■ **Exercise**: Below are the records; copy each line in them that holds the word "type".

■ **Material supplied**:
========================

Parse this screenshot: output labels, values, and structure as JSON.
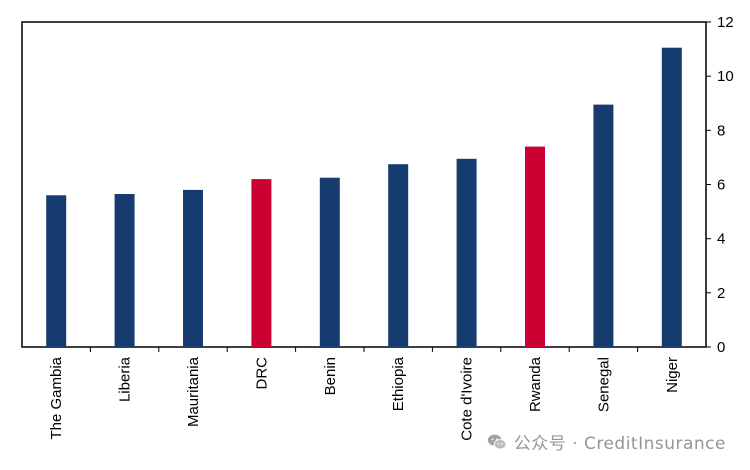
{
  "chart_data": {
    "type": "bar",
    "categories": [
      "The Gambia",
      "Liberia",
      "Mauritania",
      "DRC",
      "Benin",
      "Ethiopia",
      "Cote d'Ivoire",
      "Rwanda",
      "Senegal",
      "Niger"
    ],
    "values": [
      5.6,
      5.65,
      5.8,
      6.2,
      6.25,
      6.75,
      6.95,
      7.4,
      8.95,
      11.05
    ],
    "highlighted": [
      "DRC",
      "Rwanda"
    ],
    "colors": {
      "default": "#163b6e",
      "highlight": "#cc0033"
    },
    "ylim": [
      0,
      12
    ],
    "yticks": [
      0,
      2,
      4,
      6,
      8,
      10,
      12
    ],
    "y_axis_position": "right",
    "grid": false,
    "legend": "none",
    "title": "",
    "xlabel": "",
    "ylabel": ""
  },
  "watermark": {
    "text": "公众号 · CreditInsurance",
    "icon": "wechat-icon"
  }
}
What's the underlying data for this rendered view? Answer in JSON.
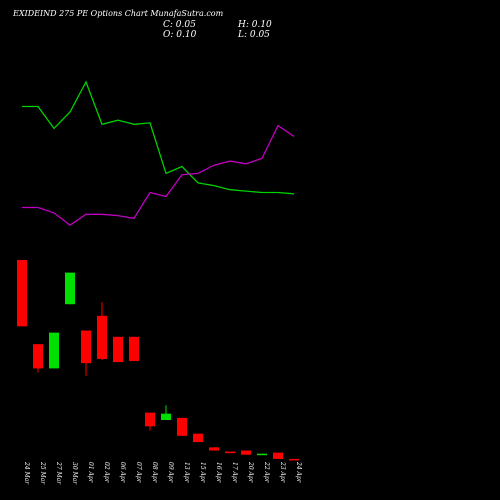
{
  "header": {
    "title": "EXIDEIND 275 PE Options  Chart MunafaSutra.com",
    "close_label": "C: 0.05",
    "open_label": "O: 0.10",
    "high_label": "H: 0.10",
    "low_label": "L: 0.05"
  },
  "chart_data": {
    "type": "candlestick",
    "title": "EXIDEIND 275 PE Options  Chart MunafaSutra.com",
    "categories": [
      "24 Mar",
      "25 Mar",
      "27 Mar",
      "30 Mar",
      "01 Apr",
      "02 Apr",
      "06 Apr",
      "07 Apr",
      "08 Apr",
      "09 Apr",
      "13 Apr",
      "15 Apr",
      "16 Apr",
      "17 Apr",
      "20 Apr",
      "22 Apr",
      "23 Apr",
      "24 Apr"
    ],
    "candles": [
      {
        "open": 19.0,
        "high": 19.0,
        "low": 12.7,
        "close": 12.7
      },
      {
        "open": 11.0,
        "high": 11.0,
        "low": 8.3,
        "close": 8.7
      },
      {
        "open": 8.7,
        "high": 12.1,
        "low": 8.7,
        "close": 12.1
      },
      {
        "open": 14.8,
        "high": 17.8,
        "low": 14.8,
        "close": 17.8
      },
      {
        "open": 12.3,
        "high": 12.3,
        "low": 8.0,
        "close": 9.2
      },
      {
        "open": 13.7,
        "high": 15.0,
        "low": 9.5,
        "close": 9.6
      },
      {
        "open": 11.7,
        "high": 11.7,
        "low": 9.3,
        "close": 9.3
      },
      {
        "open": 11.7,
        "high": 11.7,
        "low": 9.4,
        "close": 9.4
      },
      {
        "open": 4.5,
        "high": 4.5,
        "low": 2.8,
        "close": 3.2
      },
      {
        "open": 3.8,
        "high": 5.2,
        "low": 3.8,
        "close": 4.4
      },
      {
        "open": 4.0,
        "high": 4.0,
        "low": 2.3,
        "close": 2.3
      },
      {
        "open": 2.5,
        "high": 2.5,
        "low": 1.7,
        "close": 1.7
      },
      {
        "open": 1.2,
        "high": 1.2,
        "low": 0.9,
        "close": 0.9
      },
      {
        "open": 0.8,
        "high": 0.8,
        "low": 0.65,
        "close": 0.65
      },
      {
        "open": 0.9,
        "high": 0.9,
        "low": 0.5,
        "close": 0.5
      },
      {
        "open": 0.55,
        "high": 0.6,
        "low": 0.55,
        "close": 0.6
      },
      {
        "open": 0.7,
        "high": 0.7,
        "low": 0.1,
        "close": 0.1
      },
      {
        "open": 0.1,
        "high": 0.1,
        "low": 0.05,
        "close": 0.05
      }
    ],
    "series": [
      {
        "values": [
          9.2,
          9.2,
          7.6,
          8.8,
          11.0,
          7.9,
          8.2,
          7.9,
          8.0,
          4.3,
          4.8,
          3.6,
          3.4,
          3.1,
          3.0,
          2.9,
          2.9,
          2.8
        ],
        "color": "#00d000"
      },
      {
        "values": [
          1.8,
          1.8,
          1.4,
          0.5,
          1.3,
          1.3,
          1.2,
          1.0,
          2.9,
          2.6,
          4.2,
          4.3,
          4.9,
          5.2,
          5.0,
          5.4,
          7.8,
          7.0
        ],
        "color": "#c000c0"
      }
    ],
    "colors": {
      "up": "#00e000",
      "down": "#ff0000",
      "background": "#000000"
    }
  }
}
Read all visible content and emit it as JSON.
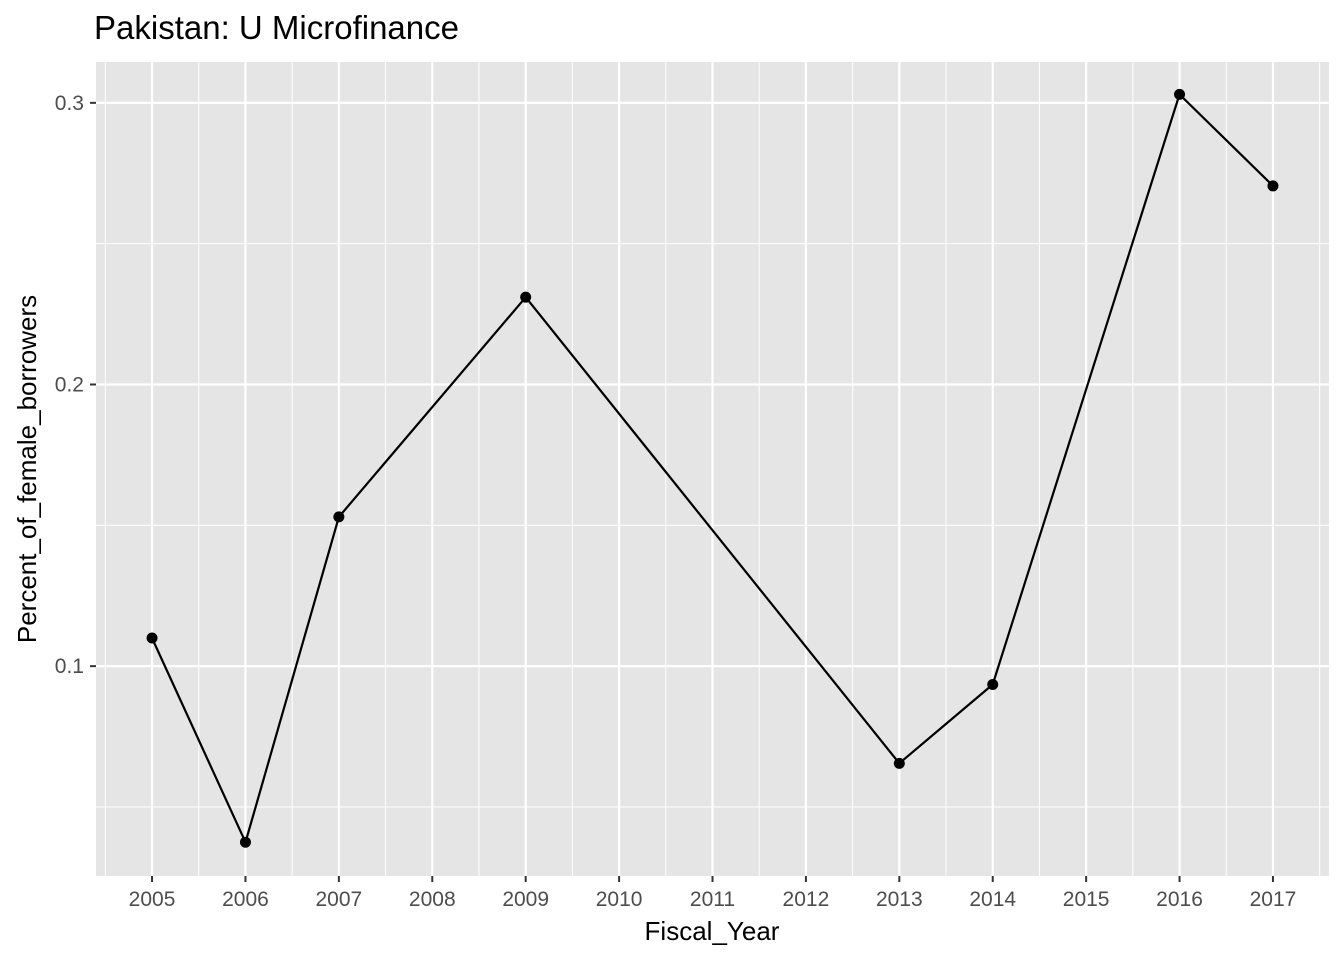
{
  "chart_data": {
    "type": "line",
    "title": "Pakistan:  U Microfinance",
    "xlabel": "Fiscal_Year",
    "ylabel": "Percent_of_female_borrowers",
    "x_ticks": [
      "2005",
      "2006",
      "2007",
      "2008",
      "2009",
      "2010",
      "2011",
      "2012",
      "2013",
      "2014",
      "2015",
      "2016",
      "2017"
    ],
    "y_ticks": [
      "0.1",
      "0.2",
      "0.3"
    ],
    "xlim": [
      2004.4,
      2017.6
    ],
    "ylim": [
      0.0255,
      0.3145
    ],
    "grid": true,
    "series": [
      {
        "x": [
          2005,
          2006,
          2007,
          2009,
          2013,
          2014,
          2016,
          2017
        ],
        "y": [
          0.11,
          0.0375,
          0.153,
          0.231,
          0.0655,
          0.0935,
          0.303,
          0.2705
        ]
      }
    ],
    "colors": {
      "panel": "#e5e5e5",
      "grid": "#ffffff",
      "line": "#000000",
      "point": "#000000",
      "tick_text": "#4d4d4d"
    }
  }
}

========================

■ **Exercise answer**:
    "type": "bar",
    "type": "candlestick",
    "type": "line",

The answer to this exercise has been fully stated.